** START **

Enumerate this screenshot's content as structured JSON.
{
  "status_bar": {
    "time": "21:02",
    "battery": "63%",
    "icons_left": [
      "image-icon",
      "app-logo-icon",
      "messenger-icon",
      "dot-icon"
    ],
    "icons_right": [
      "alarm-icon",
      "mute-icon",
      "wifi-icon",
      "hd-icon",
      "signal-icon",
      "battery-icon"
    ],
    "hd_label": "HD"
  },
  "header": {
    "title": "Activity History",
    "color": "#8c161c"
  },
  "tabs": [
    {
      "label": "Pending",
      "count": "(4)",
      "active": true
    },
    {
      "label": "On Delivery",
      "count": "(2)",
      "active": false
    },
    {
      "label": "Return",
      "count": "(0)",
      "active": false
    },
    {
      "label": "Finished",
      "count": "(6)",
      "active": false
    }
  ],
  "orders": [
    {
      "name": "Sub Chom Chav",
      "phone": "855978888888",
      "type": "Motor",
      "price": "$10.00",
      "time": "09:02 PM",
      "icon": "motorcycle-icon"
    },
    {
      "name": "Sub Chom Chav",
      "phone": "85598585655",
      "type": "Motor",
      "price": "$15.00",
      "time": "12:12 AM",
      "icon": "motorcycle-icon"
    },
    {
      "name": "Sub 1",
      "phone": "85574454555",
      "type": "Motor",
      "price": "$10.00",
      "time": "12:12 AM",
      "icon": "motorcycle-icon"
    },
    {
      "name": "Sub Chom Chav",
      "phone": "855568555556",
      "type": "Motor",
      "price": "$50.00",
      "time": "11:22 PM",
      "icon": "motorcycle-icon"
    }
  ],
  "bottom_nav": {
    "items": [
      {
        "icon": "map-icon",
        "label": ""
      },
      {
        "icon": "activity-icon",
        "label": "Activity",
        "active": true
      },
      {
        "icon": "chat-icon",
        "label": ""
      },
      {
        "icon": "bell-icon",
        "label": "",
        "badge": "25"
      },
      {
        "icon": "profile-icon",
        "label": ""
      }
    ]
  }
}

** END **

#### Exercise prompt:
Return all of the entries exactly as written.

#### Completed exercise:
Enumerate this screenshot's content as structured JSON.
{
  "status_bar": {
    "time": "21:02",
    "battery": "63%",
    "icons_left": [
      "image-icon",
      "app-logo-icon",
      "messenger-icon",
      "dot-icon"
    ],
    "icons_right": [
      "alarm-icon",
      "mute-icon",
      "wifi-icon",
      "hd-icon",
      "signal-icon",
      "battery-icon"
    ],
    "hd_label": "HD"
  },
  "header": {
    "title": "Activity History",
    "color": "#8c161c"
  },
  "tabs": [
    {
      "label": "Pending",
      "count": "(4)",
      "active": true
    },
    {
      "label": "On Delivery",
      "count": "(2)",
      "active": false
    },
    {
      "label": "Return",
      "count": "(0)",
      "active": false
    },
    {
      "label": "Finished",
      "count": "(6)",
      "active": false
    }
  ],
  "orders": [
    {
      "name": "Sub Chom Chav",
      "phone": "855978888888",
      "type": "Motor",
      "price": "$10.00",
      "time": "09:02 PM",
      "icon": "motorcycle-icon"
    },
    {
      "name": "Sub Chom Chav",
      "phone": "85598585655",
      "type": "Motor",
      "price": "$15.00",
      "time": "12:12 AM",
      "icon": "motorcycle-icon"
    },
    {
      "name": "Sub 1",
      "phone": "85574454555",
      "type": "Motor",
      "price": "$10.00",
      "time": "12:12 AM",
      "icon": "motorcycle-icon"
    },
    {
      "name": "Sub Chom Chav",
      "phone": "855568555556",
      "type": "Motor",
      "price": "$50.00",
      "time": "11:22 PM",
      "icon": "motorcycle-icon"
    }
  ],
  "bottom_nav": {
    "items": [
      {
        "icon": "map-icon",
        "label": ""
      },
      {
        "icon": "activity-icon",
        "label": "Activity",
        "active": true
      },
      {
        "icon": "chat-icon",
        "label": ""
      },
      {
        "icon": "bell-icon",
        "label": "",
        "badge": "25"
      },
      {
        "icon": "profile-icon",
        "label": ""
      }
    ]
  }
}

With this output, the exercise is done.